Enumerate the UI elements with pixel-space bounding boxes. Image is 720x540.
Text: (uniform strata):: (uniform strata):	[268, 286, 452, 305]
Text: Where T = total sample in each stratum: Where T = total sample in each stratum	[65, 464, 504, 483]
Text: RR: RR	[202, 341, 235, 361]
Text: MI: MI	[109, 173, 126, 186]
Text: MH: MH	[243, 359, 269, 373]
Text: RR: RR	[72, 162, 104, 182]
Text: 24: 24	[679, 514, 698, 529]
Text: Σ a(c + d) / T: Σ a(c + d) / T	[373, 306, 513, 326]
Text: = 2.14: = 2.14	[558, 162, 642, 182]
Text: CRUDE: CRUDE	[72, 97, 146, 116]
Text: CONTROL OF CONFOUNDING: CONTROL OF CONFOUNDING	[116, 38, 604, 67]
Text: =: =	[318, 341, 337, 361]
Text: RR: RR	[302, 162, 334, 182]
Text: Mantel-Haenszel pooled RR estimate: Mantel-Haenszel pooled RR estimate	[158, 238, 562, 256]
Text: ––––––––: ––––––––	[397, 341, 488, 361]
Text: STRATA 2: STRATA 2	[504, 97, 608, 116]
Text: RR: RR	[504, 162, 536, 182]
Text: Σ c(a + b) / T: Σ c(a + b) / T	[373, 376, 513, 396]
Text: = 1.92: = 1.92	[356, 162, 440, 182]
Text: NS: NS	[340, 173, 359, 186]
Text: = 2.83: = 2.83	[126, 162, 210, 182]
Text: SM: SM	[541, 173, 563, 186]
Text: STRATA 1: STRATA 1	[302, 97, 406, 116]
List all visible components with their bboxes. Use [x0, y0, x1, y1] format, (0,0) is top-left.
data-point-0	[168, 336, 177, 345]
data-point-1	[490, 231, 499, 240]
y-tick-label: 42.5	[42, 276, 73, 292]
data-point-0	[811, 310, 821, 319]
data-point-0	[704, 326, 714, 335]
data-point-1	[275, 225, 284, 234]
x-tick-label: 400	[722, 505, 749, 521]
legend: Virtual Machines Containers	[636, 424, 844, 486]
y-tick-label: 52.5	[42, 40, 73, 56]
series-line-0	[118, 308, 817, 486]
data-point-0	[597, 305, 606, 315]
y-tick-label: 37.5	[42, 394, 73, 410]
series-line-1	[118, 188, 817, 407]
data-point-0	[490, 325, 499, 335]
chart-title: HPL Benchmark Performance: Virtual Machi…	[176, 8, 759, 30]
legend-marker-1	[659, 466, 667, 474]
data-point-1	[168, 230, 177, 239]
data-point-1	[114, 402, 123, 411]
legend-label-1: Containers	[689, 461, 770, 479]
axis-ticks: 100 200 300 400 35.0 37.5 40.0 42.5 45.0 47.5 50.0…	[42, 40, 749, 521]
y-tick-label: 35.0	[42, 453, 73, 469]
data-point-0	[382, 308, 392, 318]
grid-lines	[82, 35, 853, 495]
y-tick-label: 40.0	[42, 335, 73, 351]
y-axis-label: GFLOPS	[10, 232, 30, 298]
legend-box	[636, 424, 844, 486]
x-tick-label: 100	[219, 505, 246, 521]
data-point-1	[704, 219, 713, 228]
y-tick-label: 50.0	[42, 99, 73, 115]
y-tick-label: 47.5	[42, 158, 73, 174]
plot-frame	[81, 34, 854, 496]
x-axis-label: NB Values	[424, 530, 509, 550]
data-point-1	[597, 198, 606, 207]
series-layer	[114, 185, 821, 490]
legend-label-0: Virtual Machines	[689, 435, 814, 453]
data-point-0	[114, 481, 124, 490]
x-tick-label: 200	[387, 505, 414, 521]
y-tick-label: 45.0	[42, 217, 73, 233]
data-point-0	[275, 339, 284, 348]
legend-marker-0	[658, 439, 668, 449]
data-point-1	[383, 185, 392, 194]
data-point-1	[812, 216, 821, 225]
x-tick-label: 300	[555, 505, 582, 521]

DIRECTIONS: Pull out every line of the records above that contains the word "Virtual".

EXERCISE RESULT:
legend: Virtual Machines Containers	[636, 424, 844, 486]
chart-title: HPL Benchmark Performance: Virtual Machi…	[176, 8, 759, 30]
legend-label-0: Virtual Machines	[689, 435, 814, 453]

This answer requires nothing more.